Data excerpts:
○ ○ ○ ○ ○ ○ ○

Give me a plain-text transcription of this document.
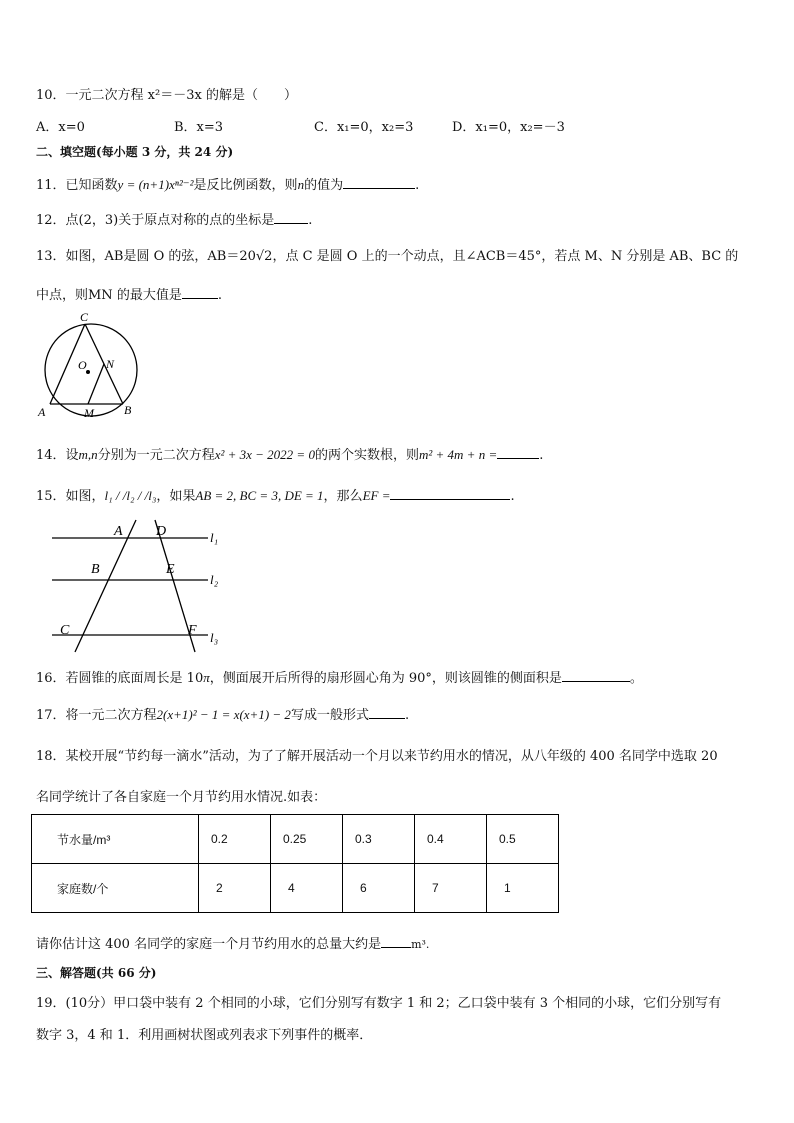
10．一元二次方程 x²＝－3x 的解是（　　）
A．x=0	B．x=3	C．x₁=0，x₂=3	D．x₁=0，x₂=－3
二、填空题(每小题 3 分，共 24 分)
11．已知函数y = (n+1)xⁿ²⁻²是反比例函数，则n的值为	.
12．点(2，3)关于原点对称的点的坐标是	.
13．如图，AB是圆 O 的弦，AB＝20√2，点 C 是圆 O 上的一个动点，且∠ACB＝45°，若点 M、N 分别是 AB、BC 的
中点，则MN 的最大值是	.
C
O N
A	M	B
14．设m,n分别为一元二次方程x² + 3x − 2022 = 0的两个实数根，则m² + 4m + n =	.
15．如图，l₁ / /l₂ / /l₃，如果AB = 2, BC = 3, DE = 1，那么EF =	.
A D	l₁
B	E
l₂
C	F l₃
16．若圆锥的底面周长是 10π，侧面展开后所得的扇形圆心角为 90°，则该圆锥的侧面积是	。
17．将一元二次方程2(x+1)² − 1 = x(x+1) − 2写成一般形式	.
18．某校开展“节约每一滴水”活动，为了了解开展活动一个月以来节约用水的情况，从八年级的 400 名同学中选取 20
名同学统计了各自家庭一个月节约用水情况.如表：
节水量/m³	0.2	0.25	0.3	0.4	0.5
家庭数/个	2	4	6	7	1
请你估计这 400 名同学的家庭一个月节约用水的总量大约是	m³.
三、解答题(共 66 分)
19．(10分）甲口袋中装有 2 个相同的小球，它们分别写有数字 1 和 2；乙口袋中装有 3 个相同的小球，它们分别写有
数字 3，4 和 1．利用画树状图或列表求下列事件的概率．
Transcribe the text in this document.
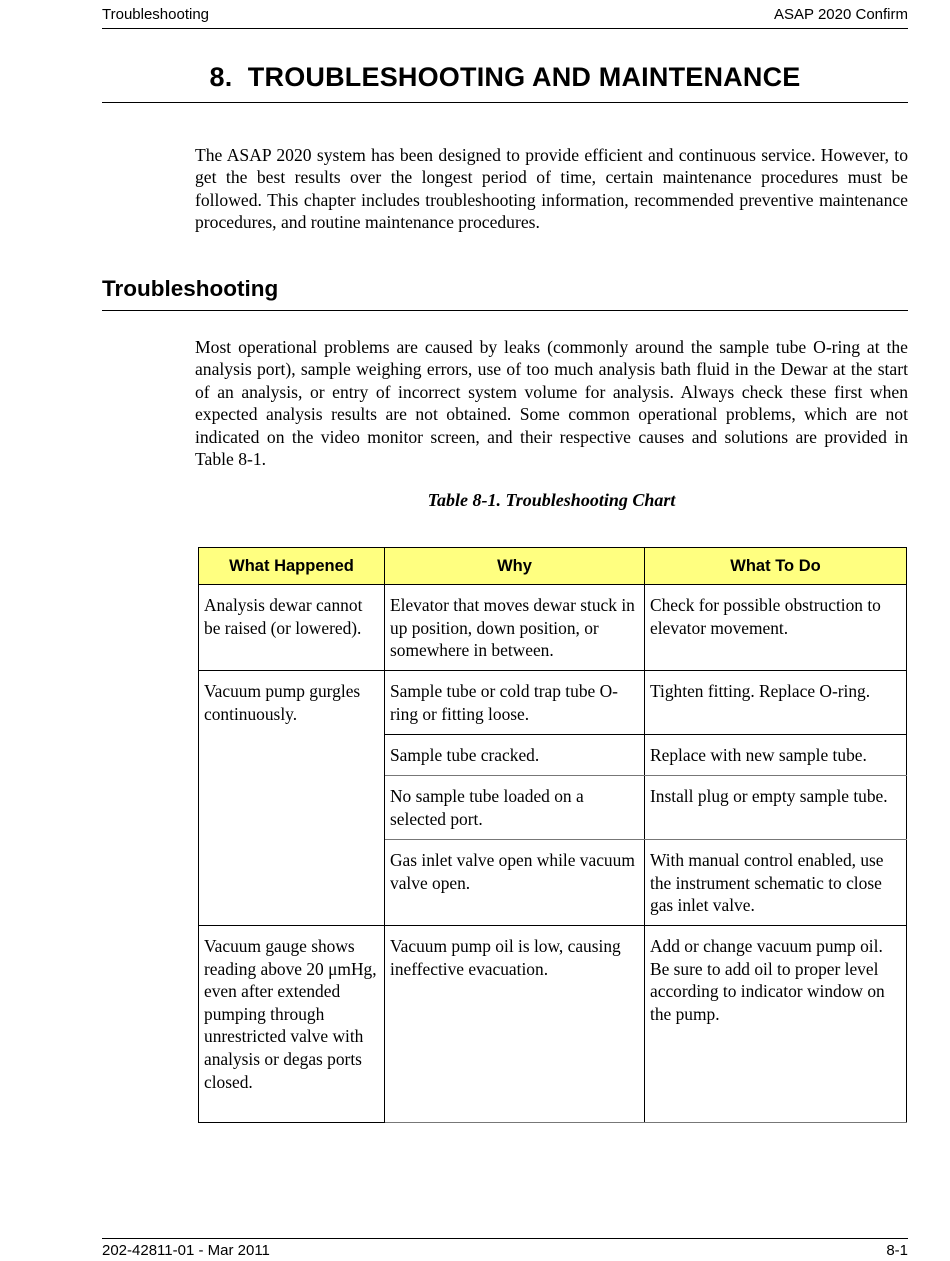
Troubleshooting	ASAP 2020 Confirm
8.  TROUBLESHOOTING AND MAINTENANCE
The ASAP 2020 system has been designed to provide efficient and continuous service. However, to get the best results over the longest period of time, certain maintenance procedures must be followed. This chapter includes troubleshooting information, recommended preventive maintenance procedures, and routine maintenance procedures.
Troubleshooting
Most operational problems are caused by leaks (commonly around the sample tube O-ring at the analysis port), sample weighing errors, use of too much analysis bath fluid in the Dewar at the start of an analysis, or entry of incorrect system volume for analysis. Always check these first when expected analysis results are not obtained. Some common operational problems, which are not indicated on the video monitor screen, and their respective causes and solutions are provided in Table 8-1.
Table 8-1. Troubleshooting Chart
What Happened	Why	What To Do
Analysis dewar cannot be raised (or lowered).	Elevator that moves dewar stuck in up position, down position, or somewhere in between.	Check for possible obstruction to elevator movement.
Vacuum pump gurgles continuously.	Sample tube or cold trap tube O-ring or fitting loose.	Tighten fitting. Replace O-ring.
	Sample tube cracked.	Replace with new sample tube.
	No sample tube loaded on a selected port.	Install plug or empty sample tube.
	Gas inlet valve open while vacuum valve open.	With manual control enabled, use the instrument schematic to close gas inlet valve.
Vacuum gauge shows reading above 20 μmHg, even after extended pumping through unrestricted valve with analysis or degas ports closed.	Vacuum pump oil is low, causing ineffective evacuation.	Add or change vacuum pump oil. Be sure to add oil to proper level according to indicator window on the pump.
202-42811-01 - Mar 2011	8-1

○ ○ ○ ○ ○ ○ ○

## WHAT THE TASK REQUIRES
Lines of the material that contain the word "tube" are to be gathered.

## REPLY
Most operational problems are caused by leaks (commonly around the sample tube O-ring at the analysis port), sample weighing errors, use of too much analysis bath fluid in the Dewar at the start of an analysis, or entry of incorrect system volume for analysis. Always check these first when expected analysis results are not obtained. Some common operational problems, which are not indicated on the video monitor screen, and their respective causes and solutions are provided in Table 8-1.
Vacuum pump gurgles continuously.	Sample tube or cold trap tube O-ring or fitting loose.	Tighten fitting. Replace O-ring.
	Sample tube cracked.	Replace with new sample tube.
	No sample tube loaded on a selected port.	Install plug or empty sample tube.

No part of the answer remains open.